━━━ ITEMS

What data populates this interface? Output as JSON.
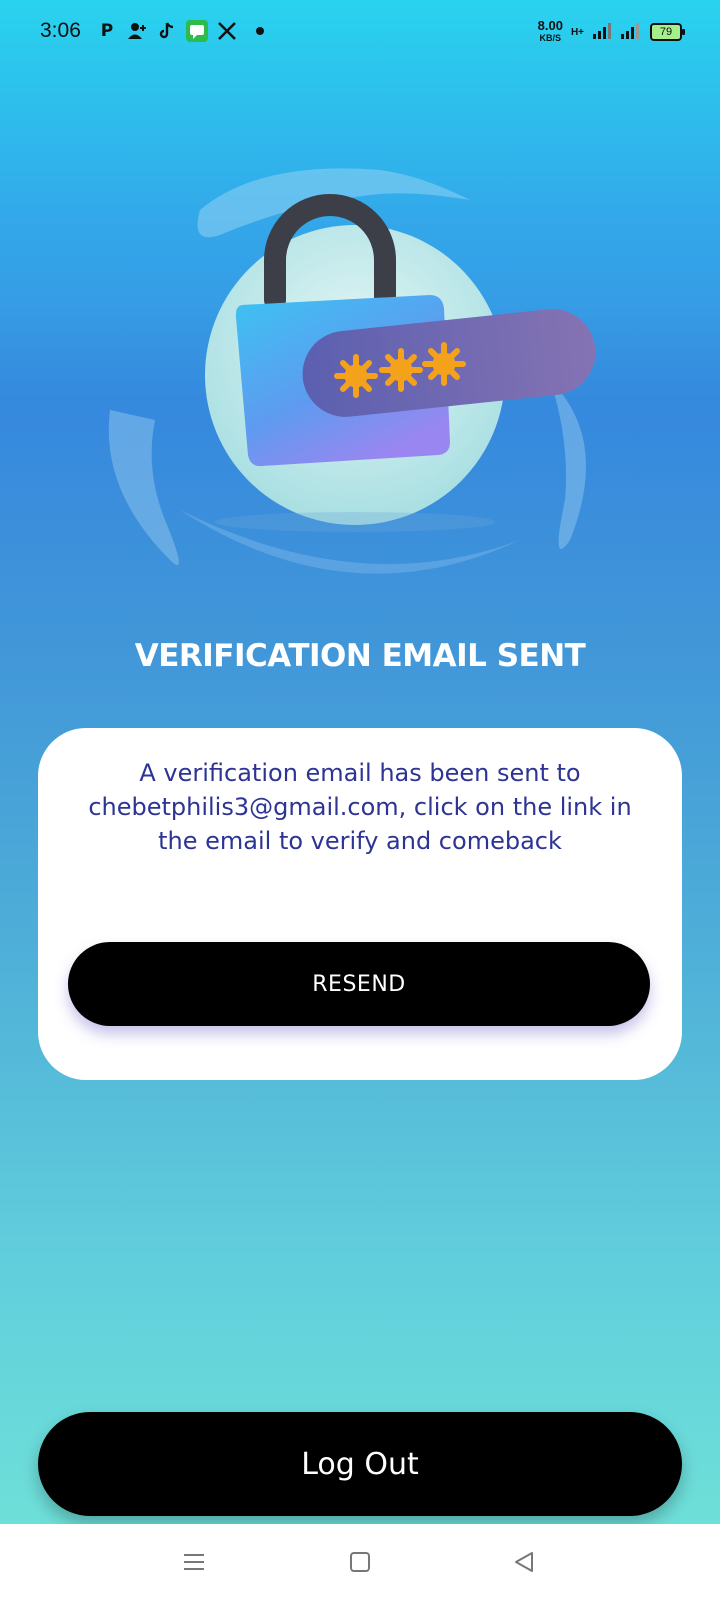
{
  "status_bar": {
    "time": "3:06",
    "notification_icons": [
      "parking-p-icon",
      "add-contact-icon",
      "tiktok-icon",
      "messages-icon",
      "x-icon",
      "dot-icon"
    ],
    "network_speed": "8.00",
    "network_speed_unit": "KB/S",
    "network_type": "H+",
    "battery_level": "79"
  },
  "hero": {
    "icon": "padlock-password-icon",
    "password_mask": "***",
    "colors": {
      "lock_body": "#3aa9ec",
      "password_bar": "#6e67b3",
      "asterisk": "#f4a21c",
      "disc": "#c7ecec"
    }
  },
  "page": {
    "title": "VERIFICATION EMAIL SENT"
  },
  "card": {
    "message": "A verification email has been sent to chebetphilis3@gmail.com, click on the link in the email to verify and comeback",
    "resend_label": "RESEND"
  },
  "logout_label": "Log Out",
  "nav": {
    "icons": [
      "menu-icon",
      "home-square-icon",
      "back-triangle-icon"
    ]
  },
  "colors": {
    "message_text": "#2d3494",
    "button_bg": "#000000",
    "title_text": "#ffffff"
  }
}
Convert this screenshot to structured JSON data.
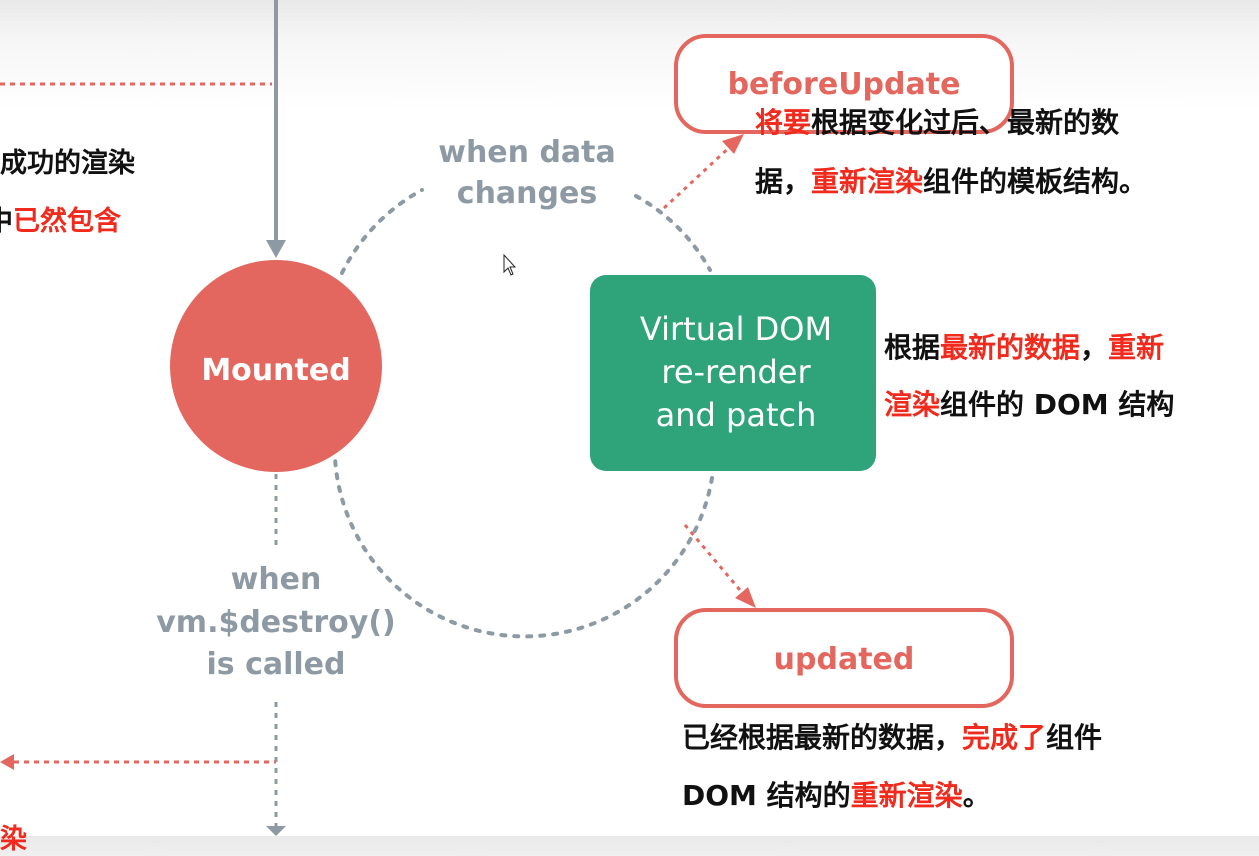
{
  "nodes": {
    "mounted": "Mounted",
    "before_update": "beforeUpdate",
    "vdom": [
      "Virtual DOM",
      "re-render",
      "and patch"
    ],
    "updated": "updated"
  },
  "labels": {
    "when_data_changes": [
      "when data",
      "changes"
    ],
    "when_destroy": [
      "when",
      "vm.$destroy()",
      "is called"
    ]
  },
  "texts": {
    "left_partial": {
      "line1": "成功的渲染",
      "line2_black": "中",
      "line2_red": "已然包含",
      "bottom_char": "染"
    },
    "before_update_desc": {
      "line1_red": "将要",
      "line1_black": "根据变化过后、最新的数",
      "line2_a": "据，",
      "line2_red": "重新渲染",
      "line2_b": "组件的模板结构。"
    },
    "vdom_desc": {
      "line1_a": "根据",
      "line1_red": "最新的数据",
      "line1_b": "，",
      "line1_red2": "重新",
      "line2_red": "渲染",
      "line2_b": "组件的 DOM 结构"
    },
    "updated_desc": {
      "line1_a": "已经根据最新的数据，",
      "line1_red": "完成了",
      "line1_b": "组件",
      "line2_a": "DOM 结构的",
      "line2_red": "重新渲染",
      "line2_b": "。"
    }
  },
  "colors": {
    "mounted_fill": "#e4675f",
    "hook_border": "#e4675f",
    "hook_text": "#e4675f",
    "vdom_fill": "#2fa37a",
    "gray_line": "#8e9aa3",
    "red_dotted": "#e4675f",
    "highlight_red": "#f02a1c"
  }
}
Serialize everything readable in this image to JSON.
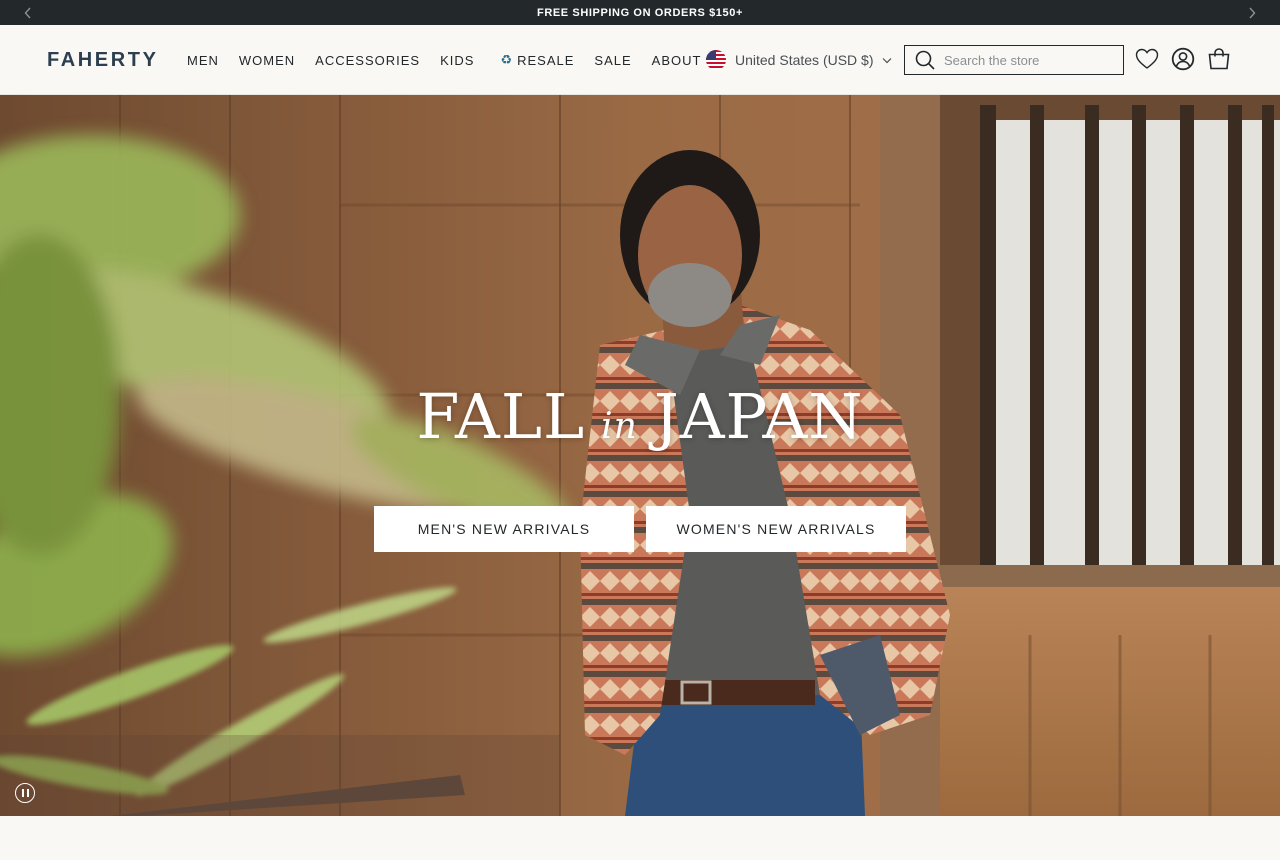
{
  "announcement": {
    "text": "FREE SHIPPING ON ORDERS $150+",
    "prev_icon": "chevron-left-icon",
    "next_icon": "chevron-right-icon"
  },
  "header": {
    "logo": "FAHERTY",
    "nav": [
      {
        "label": "MEN"
      },
      {
        "label": "WOMEN"
      },
      {
        "label": "ACCESSORIES"
      },
      {
        "label": "KIDS"
      },
      {
        "label": "RESALE",
        "icon": "recycle-icon",
        "glyph": "♻"
      },
      {
        "label": "SALE"
      },
      {
        "label": "ABOUT"
      }
    ],
    "country": {
      "label": "United States (USD $)",
      "flag_icon": "us-flag-icon"
    },
    "search": {
      "placeholder": "Search the store",
      "value": ""
    },
    "icons": [
      "heart-icon",
      "account-icon",
      "shopping-bag-icon"
    ]
  },
  "hero": {
    "headline_left": "FALL",
    "headline_mid": "in",
    "headline_right": "JAPAN",
    "cta_men": "MEN'S NEW ARRIVALS",
    "cta_women": "WOMEN'S NEW ARRIVALS",
    "pause_icon": "pause-icon"
  },
  "colors": {
    "announcement_bg": "#23282b",
    "logo": "#2c3e4f",
    "page_bg": "#f9f8f4"
  }
}
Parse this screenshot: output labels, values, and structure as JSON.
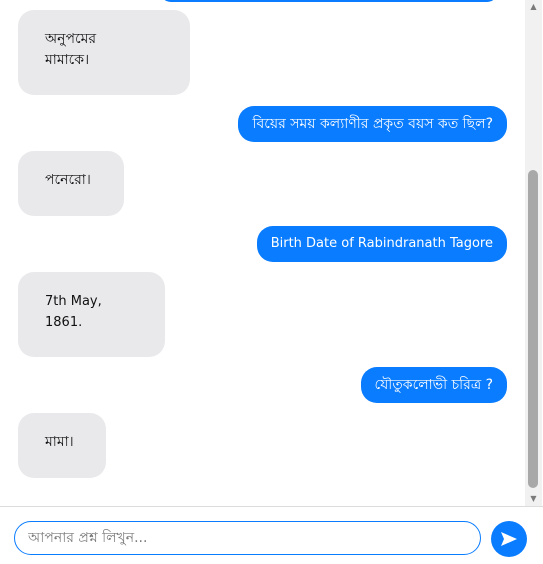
{
  "messages": [
    {
      "sender": "bot",
      "text": "অনুপমের\nমামাকে।"
    },
    {
      "sender": "user",
      "text": "বিয়ের সময় কল্যাণীর প্রকৃত বয়স কত ছিল?"
    },
    {
      "sender": "bot",
      "text": "পনেরো।"
    },
    {
      "sender": "user",
      "text": "Birth Date of Rabindranath Tagore"
    },
    {
      "sender": "bot",
      "text": "7th May,\n1861."
    },
    {
      "sender": "user",
      "text": "যৌতুকলোভী চরিত্র ?"
    },
    {
      "sender": "bot",
      "text": "মামা।"
    }
  ],
  "input": {
    "placeholder": "আপনার প্রশ্ন লিখুন...",
    "value": ""
  },
  "send_button": {
    "icon": "send-arrow-icon"
  },
  "colors": {
    "user_bubble": "#0a7cff",
    "bot_bubble": "#e9e9ec",
    "send_button": "#0a7cff"
  }
}
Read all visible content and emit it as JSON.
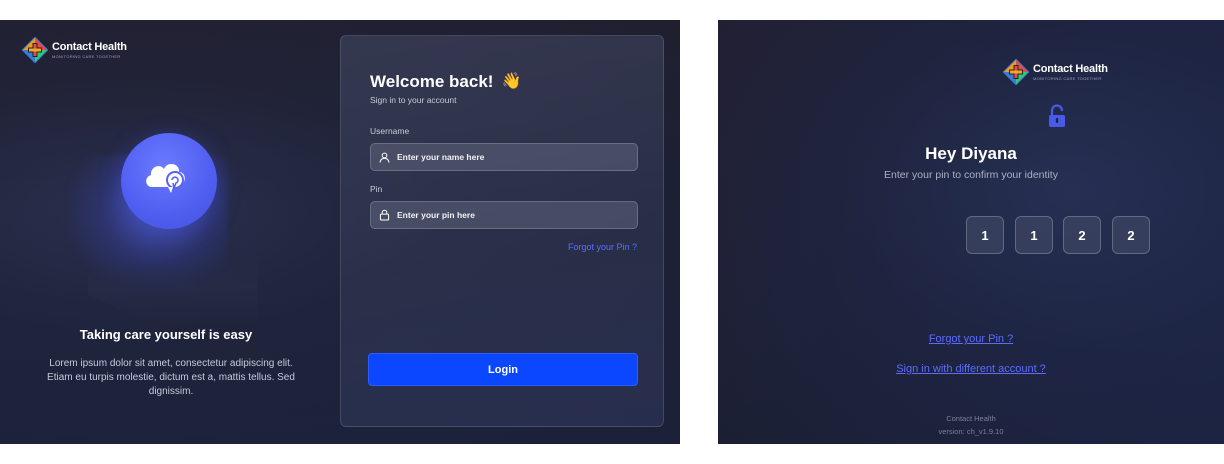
{
  "brand": {
    "name": "Contact Health",
    "tagline": "MONITORING CARE TOGETHER"
  },
  "left_panel": {
    "hero_title": "Taking care yourself is easy",
    "hero_description": "Lorem ipsum dolor sit amet, consectetur adipiscing elit. Etiam eu turpis molestie, dictum est a, mattis tellus. Sed dignissim."
  },
  "login_form": {
    "title": "Welcome back!",
    "wave_emoji": "👋",
    "subtitle": "Sign in to your account",
    "username_label": "Username",
    "username_placeholder": "Enter your name here",
    "pin_label": "Pin",
    "pin_placeholder": "Enter your pin here",
    "forgot_link": "Forgot your Pin ?",
    "login_button": "Login"
  },
  "pin_screen": {
    "greeting": "Hey Diyana",
    "instruction": "Enter your pin to confirm your identity",
    "pin_digits": [
      "1",
      "1",
      "2",
      "2"
    ],
    "forgot_link": "Forgot your Pin ?",
    "switch_account_link": "Sign in with different account ?",
    "footer_app": "Contact Health",
    "footer_version": "version: ch_v1.9.10"
  },
  "colors": {
    "accent": "#0a47ff",
    "link": "#5b6cff",
    "hero_circle": "#5563f5"
  }
}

━━━━━━

Find the word "here" in the material, then list each line that holds it.

    "username_placeholder": "Enter your name here",
    "pin_placeholder": "Enter your pin here",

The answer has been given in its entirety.